▶ EXERCISE PROMPT: What is needed is each line of the data below that holds the string "formirt".

▶ RECORDS SUPPLIED:
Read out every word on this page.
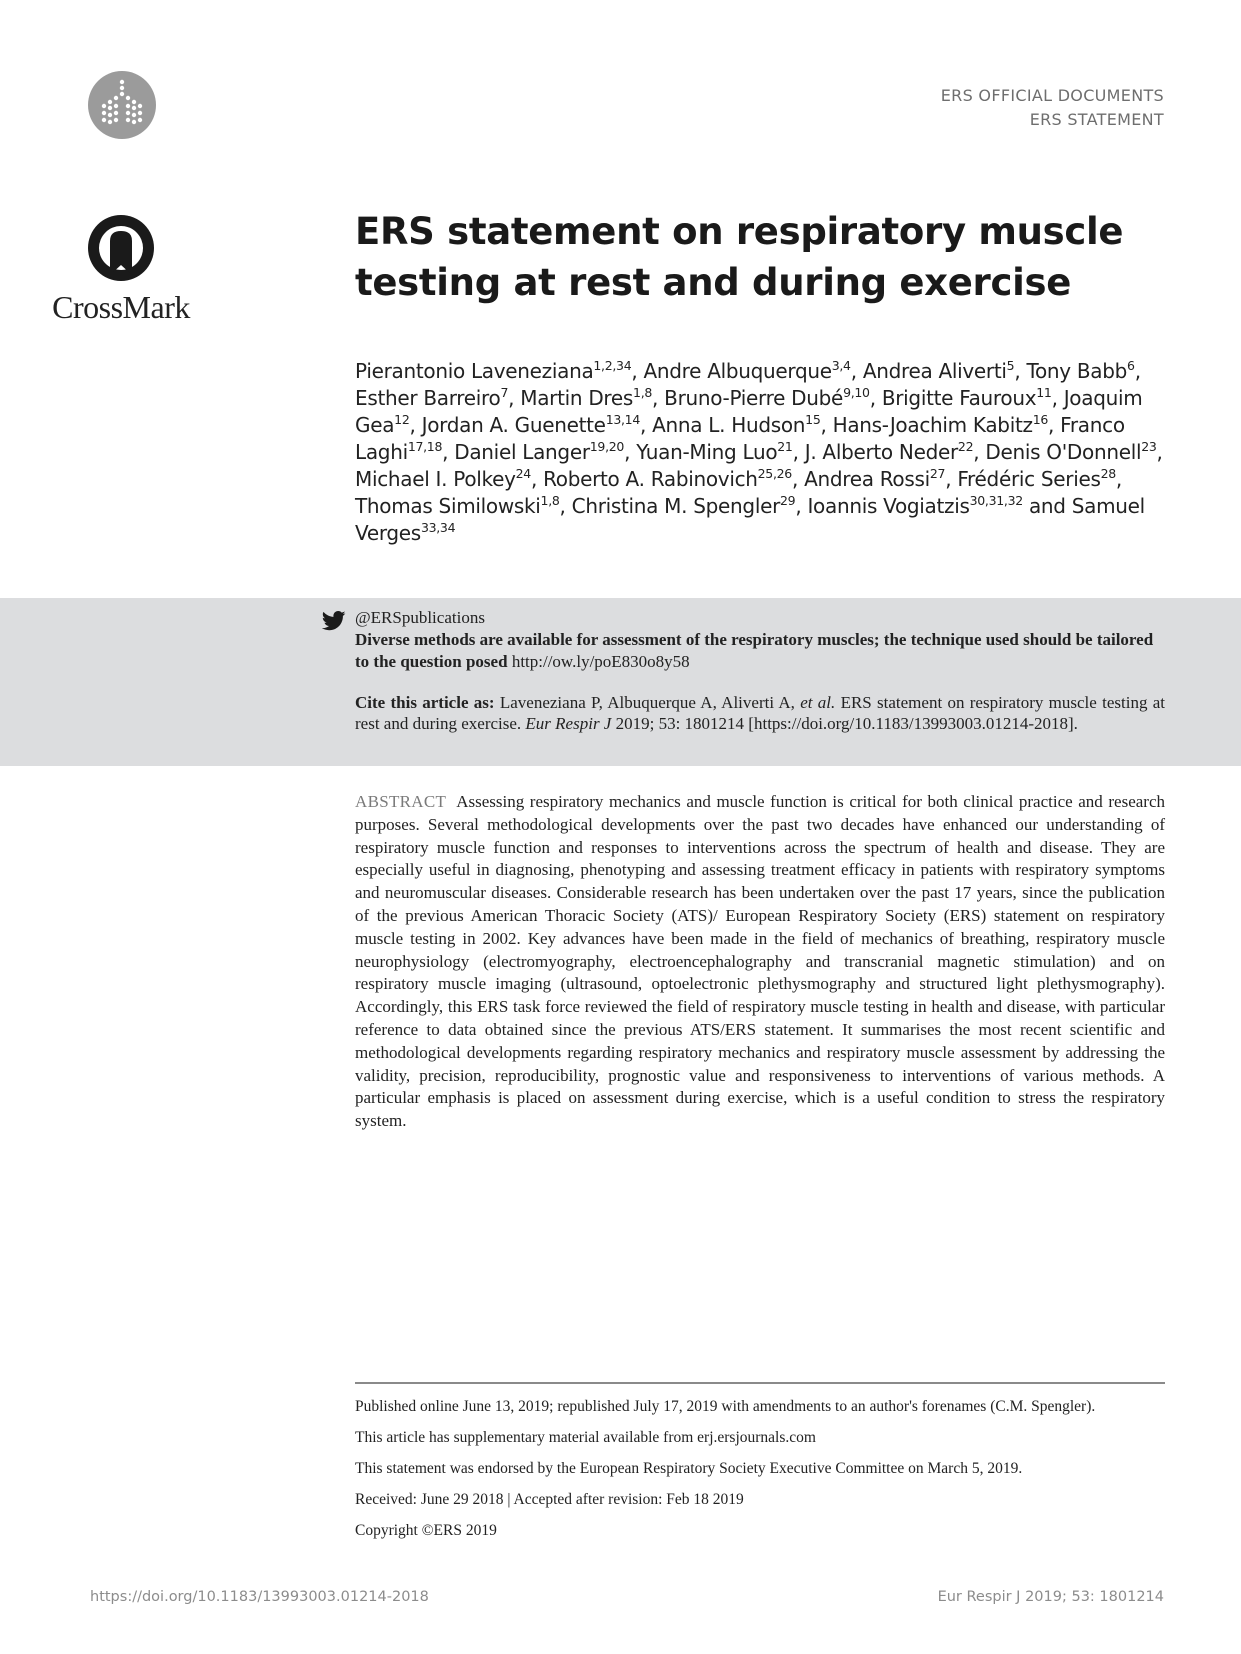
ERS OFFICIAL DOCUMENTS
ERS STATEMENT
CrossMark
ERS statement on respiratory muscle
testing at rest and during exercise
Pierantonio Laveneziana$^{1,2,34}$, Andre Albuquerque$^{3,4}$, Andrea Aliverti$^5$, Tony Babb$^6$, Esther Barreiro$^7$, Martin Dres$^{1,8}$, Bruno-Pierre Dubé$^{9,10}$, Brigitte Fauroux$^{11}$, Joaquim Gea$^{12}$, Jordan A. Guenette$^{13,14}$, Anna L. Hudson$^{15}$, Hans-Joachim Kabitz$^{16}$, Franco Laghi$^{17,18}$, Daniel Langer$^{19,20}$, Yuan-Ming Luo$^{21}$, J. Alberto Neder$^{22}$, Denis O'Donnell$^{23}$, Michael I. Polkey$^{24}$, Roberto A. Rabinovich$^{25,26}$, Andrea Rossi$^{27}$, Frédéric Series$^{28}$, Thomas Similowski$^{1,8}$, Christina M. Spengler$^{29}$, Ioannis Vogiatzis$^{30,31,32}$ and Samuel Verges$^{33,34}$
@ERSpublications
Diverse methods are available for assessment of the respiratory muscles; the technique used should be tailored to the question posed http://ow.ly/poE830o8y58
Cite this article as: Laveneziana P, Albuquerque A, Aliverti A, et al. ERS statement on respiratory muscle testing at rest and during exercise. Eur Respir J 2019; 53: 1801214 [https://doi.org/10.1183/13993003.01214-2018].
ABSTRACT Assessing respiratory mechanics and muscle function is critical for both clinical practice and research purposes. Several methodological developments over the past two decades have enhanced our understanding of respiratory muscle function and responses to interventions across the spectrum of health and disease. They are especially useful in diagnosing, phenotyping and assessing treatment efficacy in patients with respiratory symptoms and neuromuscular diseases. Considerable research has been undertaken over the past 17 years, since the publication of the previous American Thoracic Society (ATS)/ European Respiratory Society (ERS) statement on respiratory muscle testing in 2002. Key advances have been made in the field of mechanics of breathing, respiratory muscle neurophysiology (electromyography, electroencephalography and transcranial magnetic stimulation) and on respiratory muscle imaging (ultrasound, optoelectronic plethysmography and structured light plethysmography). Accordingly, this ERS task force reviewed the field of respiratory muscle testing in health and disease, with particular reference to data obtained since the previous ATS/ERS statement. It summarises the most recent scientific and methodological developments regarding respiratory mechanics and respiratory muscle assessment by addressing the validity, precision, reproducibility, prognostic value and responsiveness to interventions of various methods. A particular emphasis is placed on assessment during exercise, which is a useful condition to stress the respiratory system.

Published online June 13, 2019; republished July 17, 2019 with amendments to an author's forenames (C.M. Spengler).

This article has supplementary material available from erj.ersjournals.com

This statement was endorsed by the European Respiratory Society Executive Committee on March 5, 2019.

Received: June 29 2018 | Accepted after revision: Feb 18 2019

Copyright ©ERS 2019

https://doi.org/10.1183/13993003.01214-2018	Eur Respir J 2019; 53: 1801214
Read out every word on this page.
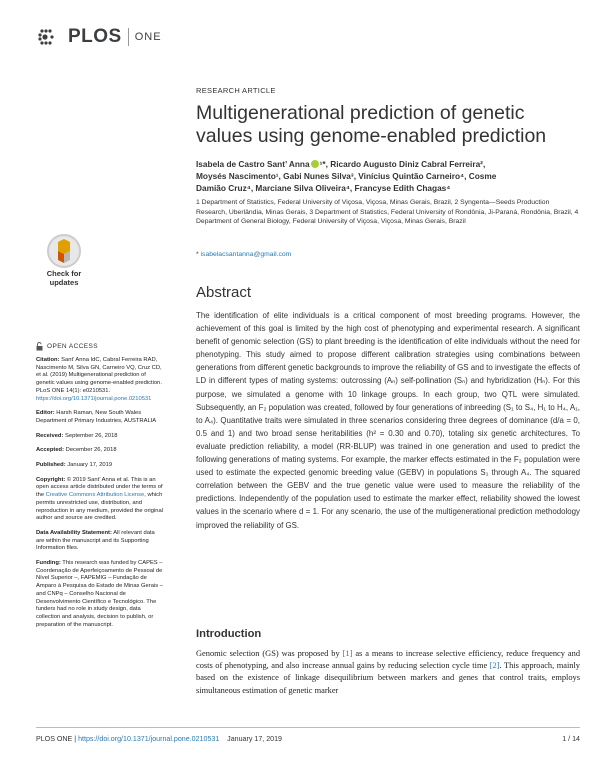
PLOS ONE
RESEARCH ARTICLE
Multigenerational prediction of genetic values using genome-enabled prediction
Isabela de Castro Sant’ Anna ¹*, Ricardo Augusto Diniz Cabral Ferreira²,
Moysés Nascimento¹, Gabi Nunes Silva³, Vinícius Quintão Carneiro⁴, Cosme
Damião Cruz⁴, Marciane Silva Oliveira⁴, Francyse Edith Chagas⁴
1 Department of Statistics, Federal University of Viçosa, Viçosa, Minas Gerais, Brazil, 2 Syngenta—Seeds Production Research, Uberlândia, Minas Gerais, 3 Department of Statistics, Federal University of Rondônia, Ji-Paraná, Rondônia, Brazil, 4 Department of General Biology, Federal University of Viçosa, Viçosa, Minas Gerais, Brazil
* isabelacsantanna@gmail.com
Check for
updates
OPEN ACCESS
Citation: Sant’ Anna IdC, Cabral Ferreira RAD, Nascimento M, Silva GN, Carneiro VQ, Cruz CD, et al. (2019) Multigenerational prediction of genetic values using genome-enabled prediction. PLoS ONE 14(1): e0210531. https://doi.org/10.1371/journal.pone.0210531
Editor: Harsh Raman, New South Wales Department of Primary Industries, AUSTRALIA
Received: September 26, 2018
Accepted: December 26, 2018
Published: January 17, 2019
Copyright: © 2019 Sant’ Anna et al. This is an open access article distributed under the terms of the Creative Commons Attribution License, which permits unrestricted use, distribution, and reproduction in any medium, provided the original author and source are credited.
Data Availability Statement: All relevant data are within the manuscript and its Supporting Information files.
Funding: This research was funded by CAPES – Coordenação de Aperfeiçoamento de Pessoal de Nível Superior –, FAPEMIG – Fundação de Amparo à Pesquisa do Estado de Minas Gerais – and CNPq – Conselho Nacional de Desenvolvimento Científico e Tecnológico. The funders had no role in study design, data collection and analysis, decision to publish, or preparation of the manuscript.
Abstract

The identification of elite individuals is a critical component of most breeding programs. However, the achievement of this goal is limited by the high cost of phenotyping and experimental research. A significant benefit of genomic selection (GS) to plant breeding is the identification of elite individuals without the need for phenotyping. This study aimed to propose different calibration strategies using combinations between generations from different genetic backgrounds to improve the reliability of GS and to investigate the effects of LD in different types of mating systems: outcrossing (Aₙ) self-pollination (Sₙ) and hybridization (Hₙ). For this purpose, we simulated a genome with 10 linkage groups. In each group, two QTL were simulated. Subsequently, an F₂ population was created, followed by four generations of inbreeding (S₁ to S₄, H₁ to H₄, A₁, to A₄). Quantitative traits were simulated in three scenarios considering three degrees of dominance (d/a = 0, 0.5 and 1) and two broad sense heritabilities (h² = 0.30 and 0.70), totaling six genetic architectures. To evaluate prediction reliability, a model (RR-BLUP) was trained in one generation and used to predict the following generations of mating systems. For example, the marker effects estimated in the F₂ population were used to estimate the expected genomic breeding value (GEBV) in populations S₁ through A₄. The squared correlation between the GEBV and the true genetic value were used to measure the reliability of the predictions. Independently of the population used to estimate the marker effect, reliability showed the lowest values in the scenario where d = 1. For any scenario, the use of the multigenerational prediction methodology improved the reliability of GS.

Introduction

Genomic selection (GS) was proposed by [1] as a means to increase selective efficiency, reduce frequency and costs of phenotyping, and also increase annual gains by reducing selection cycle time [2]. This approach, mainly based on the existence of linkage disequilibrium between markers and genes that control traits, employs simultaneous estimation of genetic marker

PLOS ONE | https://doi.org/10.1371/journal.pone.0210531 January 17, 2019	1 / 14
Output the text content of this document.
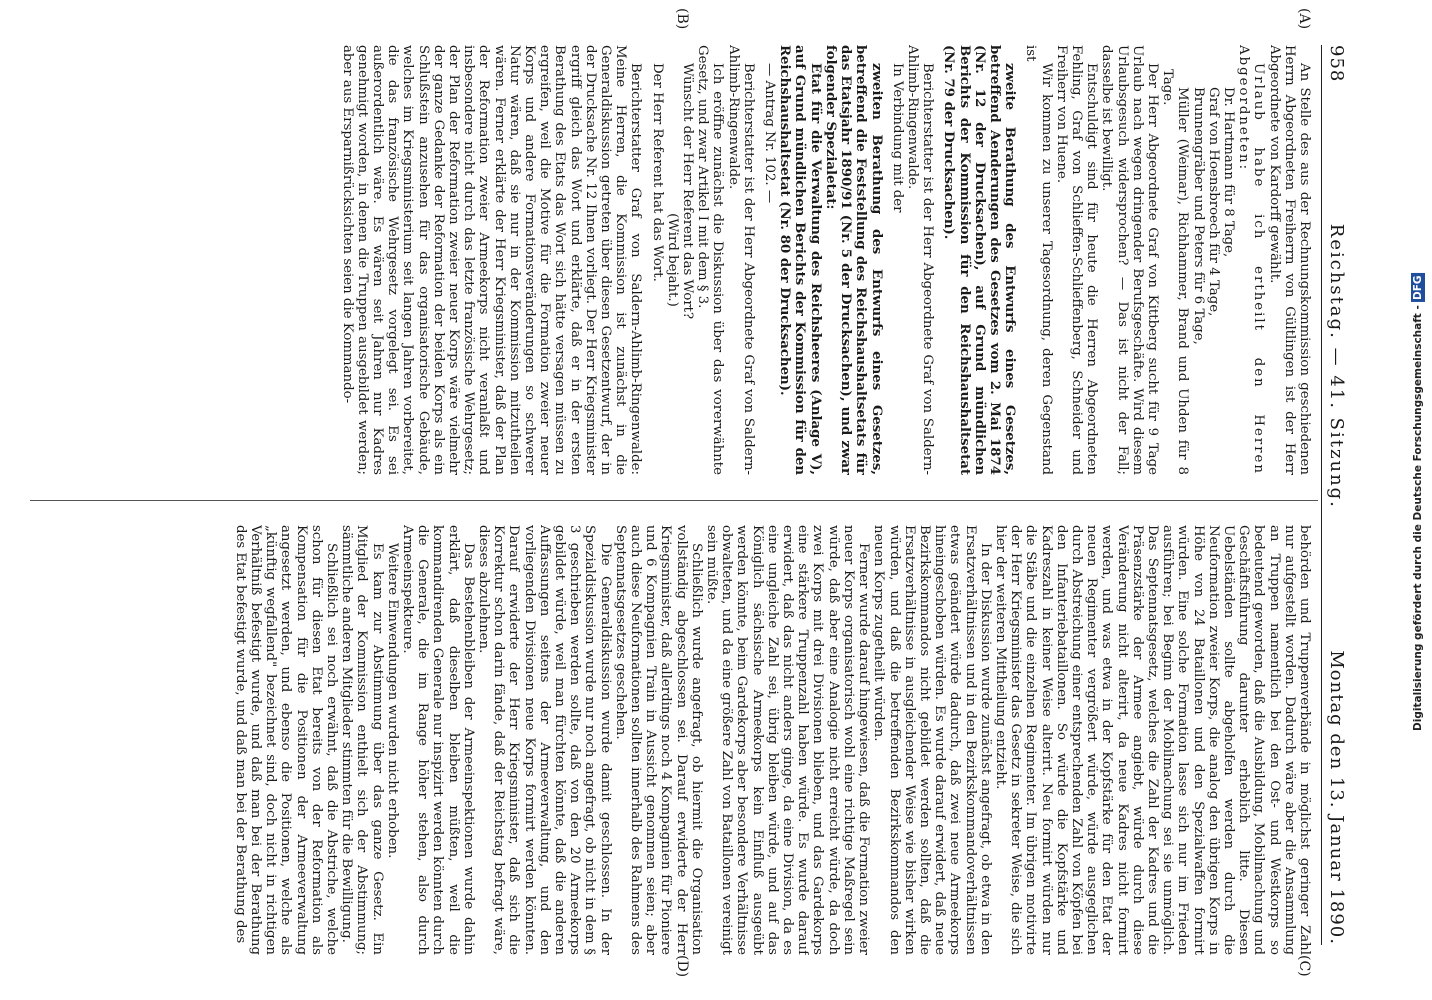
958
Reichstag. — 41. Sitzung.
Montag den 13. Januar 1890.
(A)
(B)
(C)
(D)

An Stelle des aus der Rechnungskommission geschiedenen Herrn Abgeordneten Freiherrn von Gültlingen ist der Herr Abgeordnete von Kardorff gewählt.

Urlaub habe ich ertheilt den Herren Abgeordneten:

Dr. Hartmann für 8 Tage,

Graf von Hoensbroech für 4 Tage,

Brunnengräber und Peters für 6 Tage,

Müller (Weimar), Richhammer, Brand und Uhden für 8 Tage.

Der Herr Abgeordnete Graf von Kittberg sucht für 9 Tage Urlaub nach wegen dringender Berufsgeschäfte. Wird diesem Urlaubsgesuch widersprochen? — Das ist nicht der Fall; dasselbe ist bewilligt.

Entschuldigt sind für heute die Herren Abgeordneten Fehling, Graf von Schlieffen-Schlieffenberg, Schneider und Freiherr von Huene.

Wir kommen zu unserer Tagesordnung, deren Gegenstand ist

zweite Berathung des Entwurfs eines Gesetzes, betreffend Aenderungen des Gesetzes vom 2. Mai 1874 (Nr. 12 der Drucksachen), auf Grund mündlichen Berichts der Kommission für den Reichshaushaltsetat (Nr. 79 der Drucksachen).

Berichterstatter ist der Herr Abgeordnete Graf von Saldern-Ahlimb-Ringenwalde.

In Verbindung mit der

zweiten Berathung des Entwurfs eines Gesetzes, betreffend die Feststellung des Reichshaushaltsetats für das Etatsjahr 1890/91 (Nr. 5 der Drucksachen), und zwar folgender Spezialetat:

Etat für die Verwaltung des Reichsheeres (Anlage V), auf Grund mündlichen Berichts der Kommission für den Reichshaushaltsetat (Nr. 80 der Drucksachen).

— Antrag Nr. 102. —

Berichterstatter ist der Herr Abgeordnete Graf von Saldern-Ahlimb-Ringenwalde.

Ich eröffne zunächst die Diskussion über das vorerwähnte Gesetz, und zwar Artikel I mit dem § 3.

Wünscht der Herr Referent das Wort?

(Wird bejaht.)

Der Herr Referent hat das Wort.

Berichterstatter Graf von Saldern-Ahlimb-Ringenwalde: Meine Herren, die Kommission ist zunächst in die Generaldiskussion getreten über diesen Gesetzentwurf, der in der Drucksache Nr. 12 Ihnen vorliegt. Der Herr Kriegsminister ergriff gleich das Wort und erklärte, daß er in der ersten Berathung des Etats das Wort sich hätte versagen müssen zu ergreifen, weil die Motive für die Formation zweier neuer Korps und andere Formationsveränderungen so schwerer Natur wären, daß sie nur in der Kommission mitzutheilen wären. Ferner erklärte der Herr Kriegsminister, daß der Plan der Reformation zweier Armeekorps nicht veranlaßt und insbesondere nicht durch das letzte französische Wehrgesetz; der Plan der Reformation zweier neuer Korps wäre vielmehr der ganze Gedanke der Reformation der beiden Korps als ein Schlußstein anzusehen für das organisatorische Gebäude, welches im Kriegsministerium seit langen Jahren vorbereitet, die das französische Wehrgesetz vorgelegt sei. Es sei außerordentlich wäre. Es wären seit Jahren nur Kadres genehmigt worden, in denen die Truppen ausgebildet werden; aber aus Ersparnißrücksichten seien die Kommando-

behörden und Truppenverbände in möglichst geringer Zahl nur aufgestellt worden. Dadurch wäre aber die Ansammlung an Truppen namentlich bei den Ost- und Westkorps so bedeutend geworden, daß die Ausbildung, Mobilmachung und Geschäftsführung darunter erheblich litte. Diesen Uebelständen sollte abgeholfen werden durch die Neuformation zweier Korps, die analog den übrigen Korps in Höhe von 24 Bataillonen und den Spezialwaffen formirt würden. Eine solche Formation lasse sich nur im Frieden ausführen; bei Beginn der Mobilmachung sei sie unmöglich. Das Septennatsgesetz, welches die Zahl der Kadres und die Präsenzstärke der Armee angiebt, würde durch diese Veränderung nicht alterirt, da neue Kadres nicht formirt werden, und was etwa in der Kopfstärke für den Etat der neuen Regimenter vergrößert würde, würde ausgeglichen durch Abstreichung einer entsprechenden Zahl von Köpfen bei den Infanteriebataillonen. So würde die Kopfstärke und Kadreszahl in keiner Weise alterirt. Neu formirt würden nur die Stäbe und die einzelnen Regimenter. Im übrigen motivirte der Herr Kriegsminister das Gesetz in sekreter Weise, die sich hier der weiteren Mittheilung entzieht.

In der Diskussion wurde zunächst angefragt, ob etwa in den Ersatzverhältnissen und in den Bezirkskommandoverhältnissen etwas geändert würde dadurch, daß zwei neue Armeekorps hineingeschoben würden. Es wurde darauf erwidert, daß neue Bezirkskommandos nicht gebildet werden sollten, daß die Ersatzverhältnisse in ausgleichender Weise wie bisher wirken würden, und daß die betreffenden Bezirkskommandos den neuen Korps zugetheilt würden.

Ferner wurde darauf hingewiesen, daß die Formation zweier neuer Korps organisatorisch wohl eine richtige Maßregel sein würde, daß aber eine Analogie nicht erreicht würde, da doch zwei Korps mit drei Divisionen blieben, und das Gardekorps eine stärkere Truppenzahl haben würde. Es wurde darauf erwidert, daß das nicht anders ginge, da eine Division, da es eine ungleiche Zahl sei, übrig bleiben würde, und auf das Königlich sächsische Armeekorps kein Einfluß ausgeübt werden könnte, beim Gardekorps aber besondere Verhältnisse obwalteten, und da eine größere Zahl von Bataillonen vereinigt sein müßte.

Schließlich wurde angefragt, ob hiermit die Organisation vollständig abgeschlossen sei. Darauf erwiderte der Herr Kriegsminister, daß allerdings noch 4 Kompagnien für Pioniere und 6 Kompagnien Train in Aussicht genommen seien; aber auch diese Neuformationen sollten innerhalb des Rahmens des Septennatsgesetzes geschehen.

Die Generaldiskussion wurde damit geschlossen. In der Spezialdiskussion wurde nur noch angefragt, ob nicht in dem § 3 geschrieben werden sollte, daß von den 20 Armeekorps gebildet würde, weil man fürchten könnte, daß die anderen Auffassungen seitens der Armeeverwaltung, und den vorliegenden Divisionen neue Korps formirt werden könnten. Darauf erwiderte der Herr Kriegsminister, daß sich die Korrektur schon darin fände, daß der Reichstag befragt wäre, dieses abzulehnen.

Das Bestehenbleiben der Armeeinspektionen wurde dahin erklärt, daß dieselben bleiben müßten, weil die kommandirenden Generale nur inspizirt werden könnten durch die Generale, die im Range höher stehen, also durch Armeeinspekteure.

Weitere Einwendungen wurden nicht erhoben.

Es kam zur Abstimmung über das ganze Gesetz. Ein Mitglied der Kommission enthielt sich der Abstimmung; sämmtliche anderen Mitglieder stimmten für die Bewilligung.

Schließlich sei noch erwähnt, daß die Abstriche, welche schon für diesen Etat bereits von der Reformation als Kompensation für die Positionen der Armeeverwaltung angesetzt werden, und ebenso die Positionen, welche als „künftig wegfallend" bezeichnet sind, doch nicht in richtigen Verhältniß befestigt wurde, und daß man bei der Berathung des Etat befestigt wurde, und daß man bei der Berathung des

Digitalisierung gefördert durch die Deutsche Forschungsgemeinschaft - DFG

▶ ANSWER TO THIS TASK:
behörden und Truppenverbände in möglichst geringer Zahl nur aufgestellt worden. Dadurch wäre aber die Ansammlung an Truppen namentlich bei den Ost- und Westkorps so bedeutend geworden, daß die Ausbildung, Mobilmachung und Geschäftsführung darunter erheblich litte. Diesen Uebelständen sollte abgeholfen werden durch die Neuformation zweier Korps, die analog den übrigen Korps in Höhe von 24 Bataillonen und den Spezialwaffen formirt würden. Eine solche Formation lasse sich nur im Frieden ausführen; bei Beginn der Mobilmachung sei sie unmöglich. Das Septennatsgesetz, welches die Zahl der Kadres und die Präsenzstärke der Armee angiebt, würde durch diese Veränderung nicht alterirt, da neue Kadres nicht formirt werden, und was etwa in der Kopfstärke für den Etat der neuen Regimenter vergrößert würde, würde ausgeglichen durch Abstreichung einer entsprechenden Zahl von Köpfen bei den Infanteriebataillonen. So würde die Kopfstärke und Kadreszahl in keiner Weise alterirt. Neu formirt würden nur die Stäbe und die einzelnen Regimenter. Im übrigen motivirte der Herr Kriegsminister das Gesetz in sekreter Weise, die sich hier der weiteren Mittheilung entzieht.
Die Generaldiskussion wurde damit geschlossen. In der Spezialdiskussion wurde nur noch angefragt, ob nicht in dem § 3 geschrieben werden sollte, daß von den 20 Armeekorps gebildet würde, weil man fürchten könnte, daß die anderen Auffassungen seitens der Armeeverwaltung, und den vorliegenden Divisionen neue Korps formirt werden könnten. Darauf erwiderte der Herr Kriegsminister, daß sich die Korrektur schon darin fände, daß der Reichstag befragt wäre, dieses abzulehnen.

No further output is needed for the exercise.